#### Task to complete:
Produce a word-for-word copy of the listing below without its pictures.

----

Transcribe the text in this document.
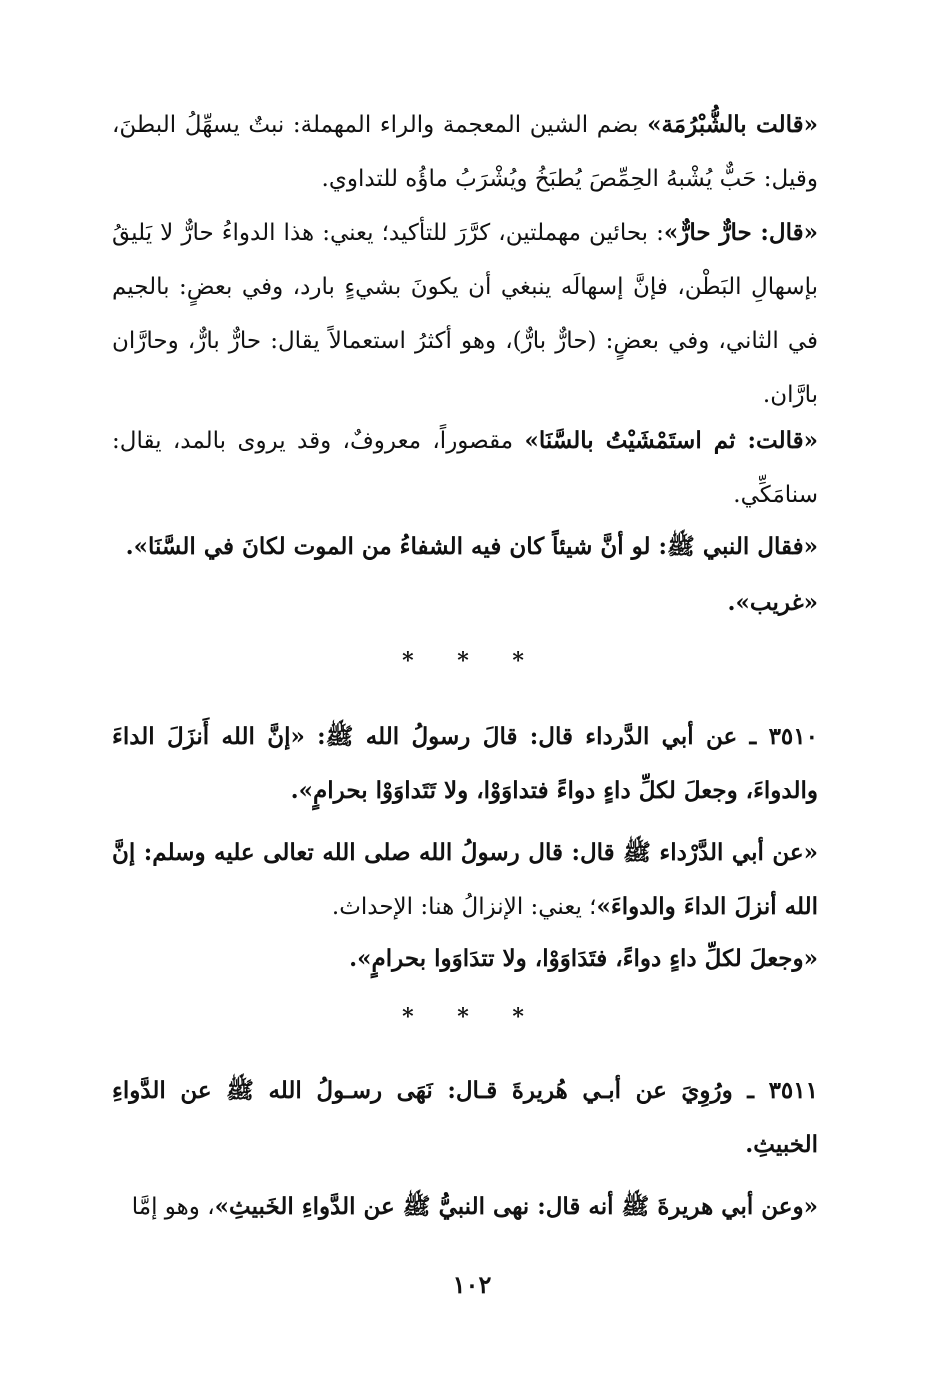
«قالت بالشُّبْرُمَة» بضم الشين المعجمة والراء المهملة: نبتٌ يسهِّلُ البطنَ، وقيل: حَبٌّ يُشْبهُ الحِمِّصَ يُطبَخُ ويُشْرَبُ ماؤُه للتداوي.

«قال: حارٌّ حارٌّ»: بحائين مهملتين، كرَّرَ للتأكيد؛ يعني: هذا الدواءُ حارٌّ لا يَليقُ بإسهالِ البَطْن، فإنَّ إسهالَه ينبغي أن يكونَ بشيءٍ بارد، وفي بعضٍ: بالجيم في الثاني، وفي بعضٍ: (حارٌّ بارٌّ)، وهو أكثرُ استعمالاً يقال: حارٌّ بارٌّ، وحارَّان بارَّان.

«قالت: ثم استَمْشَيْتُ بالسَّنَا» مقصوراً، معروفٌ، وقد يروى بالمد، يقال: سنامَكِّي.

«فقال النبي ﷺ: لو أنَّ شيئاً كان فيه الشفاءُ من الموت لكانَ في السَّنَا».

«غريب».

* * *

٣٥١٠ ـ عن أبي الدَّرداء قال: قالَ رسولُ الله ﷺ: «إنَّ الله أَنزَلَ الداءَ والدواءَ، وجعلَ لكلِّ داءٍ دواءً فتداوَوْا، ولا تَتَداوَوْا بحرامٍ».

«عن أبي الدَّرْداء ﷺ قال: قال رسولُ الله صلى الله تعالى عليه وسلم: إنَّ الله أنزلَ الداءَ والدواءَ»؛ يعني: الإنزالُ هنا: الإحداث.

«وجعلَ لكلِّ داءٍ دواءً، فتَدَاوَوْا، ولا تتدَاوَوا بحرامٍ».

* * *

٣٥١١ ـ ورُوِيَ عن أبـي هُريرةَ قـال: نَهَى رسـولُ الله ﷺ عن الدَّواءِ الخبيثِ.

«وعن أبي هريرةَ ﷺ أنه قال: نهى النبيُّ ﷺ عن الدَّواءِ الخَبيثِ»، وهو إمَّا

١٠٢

----

#### Response to this exercise:
Transcribe the text in this document.
«قالت بالشُّبْرُمَة» بضم الشين المعجمة والراء المهملة: نبتٌ يسهِّلُ البطنَ، وقيل: حَبٌّ يُشْبهُ الحِمِّصَ يُطبَخُ ويُشْرَبُ ماؤُه للتداوي.

«قال: حارٌّ حارٌّ»: بحائين مهملتين، كرَّرَ للتأكيد؛ يعني: هذا الدواءُ حارٌّ لا يَليقُ بإسهالِ البَطْن، فإنَّ إسهالَه ينبغي أن يكونَ بشيءٍ بارد، وفي بعضٍ: بالجيم في الثاني، وفي بعضٍ: (حارٌّ بارٌّ)، وهو أكثرُ استعمالاً يقال: حارٌّ بارٌّ، وحارَّان بارَّان.

«قالت: ثم استَمْشَيْتُ بالسَّنَا» مقصوراً، معروفٌ، وقد يروى بالمد، يقال: سنامَكِّي.

«فقال النبي ﷺ: لو أنَّ شيئاً كان فيه الشفاءُ من الموت لكانَ في السَّنَا».

«غريب».

* * *

٣٥١٠ ـ عن أبي الدَّرداء قال: قالَ رسولُ الله ﷺ: «إنَّ الله أَنزَلَ الداءَ والدواءَ، وجعلَ لكلِّ داءٍ دواءً فتداوَوْا، ولا تَتَداوَوْا بحرامٍ».

«عن أبي الدَّرْداء ﷺ قال: قال رسولُ الله صلى الله تعالى عليه وسلم: إنَّ الله أنزلَ الداءَ والدواءَ»؛ يعني: الإنزالُ هنا: الإحداث.

«وجعلَ لكلِّ داءٍ دواءً، فتَدَاوَوْا، ولا تتدَاوَوا بحرامٍ».

* * *

٣٥١١ ـ ورُوِيَ عن أبـي هُريرةَ قـال: نَهَى رسـولُ الله ﷺ عن الدَّواءِ الخبيثِ.

«وعن أبي هريرةَ ﷺ أنه قال: نهى النبيُّ ﷺ عن الدَّواءِ الخَبيثِ»، وهو إمَّا

١٠٢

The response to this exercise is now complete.